## PROBLEM REQUIREMENTS:
Repeat the material in full. Keep every line exactly as it is.
** START OF GIVEN DATA **
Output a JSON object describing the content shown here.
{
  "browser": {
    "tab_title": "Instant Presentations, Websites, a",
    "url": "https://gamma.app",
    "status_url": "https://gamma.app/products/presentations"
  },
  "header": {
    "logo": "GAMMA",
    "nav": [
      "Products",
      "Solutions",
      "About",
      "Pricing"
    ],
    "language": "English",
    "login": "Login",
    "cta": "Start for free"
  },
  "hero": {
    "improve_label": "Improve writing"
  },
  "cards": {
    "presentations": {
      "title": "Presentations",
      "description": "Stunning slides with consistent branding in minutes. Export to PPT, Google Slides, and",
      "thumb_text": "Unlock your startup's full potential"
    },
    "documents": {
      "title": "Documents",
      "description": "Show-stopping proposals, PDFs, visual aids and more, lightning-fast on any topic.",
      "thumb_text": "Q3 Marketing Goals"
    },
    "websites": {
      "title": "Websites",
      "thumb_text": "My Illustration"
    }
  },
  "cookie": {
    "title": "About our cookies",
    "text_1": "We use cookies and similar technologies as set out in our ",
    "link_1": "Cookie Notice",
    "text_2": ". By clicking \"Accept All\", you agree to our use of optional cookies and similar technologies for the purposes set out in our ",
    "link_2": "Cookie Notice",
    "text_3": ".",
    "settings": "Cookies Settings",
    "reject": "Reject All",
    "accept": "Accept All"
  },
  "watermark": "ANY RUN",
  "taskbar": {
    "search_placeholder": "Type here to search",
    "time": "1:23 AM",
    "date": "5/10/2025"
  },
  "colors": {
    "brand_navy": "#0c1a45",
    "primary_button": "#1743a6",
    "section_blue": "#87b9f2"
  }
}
** END OF GIVEN DATA **
## TASK SOLUTION:
Output a JSON object describing the content shown here.
{
  "browser": {
    "tab_title": "Instant Presentations, Websites, a",
    "url": "https://gamma.app",
    "status_url": "https://gamma.app/products/presentations"
  },
  "header": {
    "logo": "GAMMA",
    "nav": [
      "Products",
      "Solutions",
      "About",
      "Pricing"
    ],
    "language": "English",
    "login": "Login",
    "cta": "Start for free"
  },
  "hero": {
    "improve_label": "Improve writing"
  },
  "cards": {
    "presentations": {
      "title": "Presentations",
      "description": "Stunning slides with consistent branding in minutes. Export to PPT, Google Slides, and",
      "thumb_text": "Unlock your startup's full potential"
    },
    "documents": {
      "title": "Documents",
      "description": "Show-stopping proposals, PDFs, visual aids and more, lightning-fast on any topic.",
      "thumb_text": "Q3 Marketing Goals"
    },
    "websites": {
      "title": "Websites",
      "thumb_text": "My Illustration"
    }
  },
  "cookie": {
    "title": "About our cookies",
    "text_1": "We use cookies and similar technologies as set out in our ",
    "link_1": "Cookie Notice",
    "text_2": ". By clicking \"Accept All\", you agree to our use of optional cookies and similar technologies for the purposes set out in our ",
    "link_2": "Cookie Notice",
    "text_3": ".",
    "settings": "Cookies Settings",
    "reject": "Reject All",
    "accept": "Accept All"
  },
  "watermark": "ANY RUN",
  "taskbar": {
    "search_placeholder": "Type here to search",
    "time": "1:23 AM",
    "date": "5/10/2025"
  },
  "colors": {
    "brand_navy": "#0c1a45",
    "primary_button": "#1743a6",
    "section_blue": "#87b9f2"
  }
}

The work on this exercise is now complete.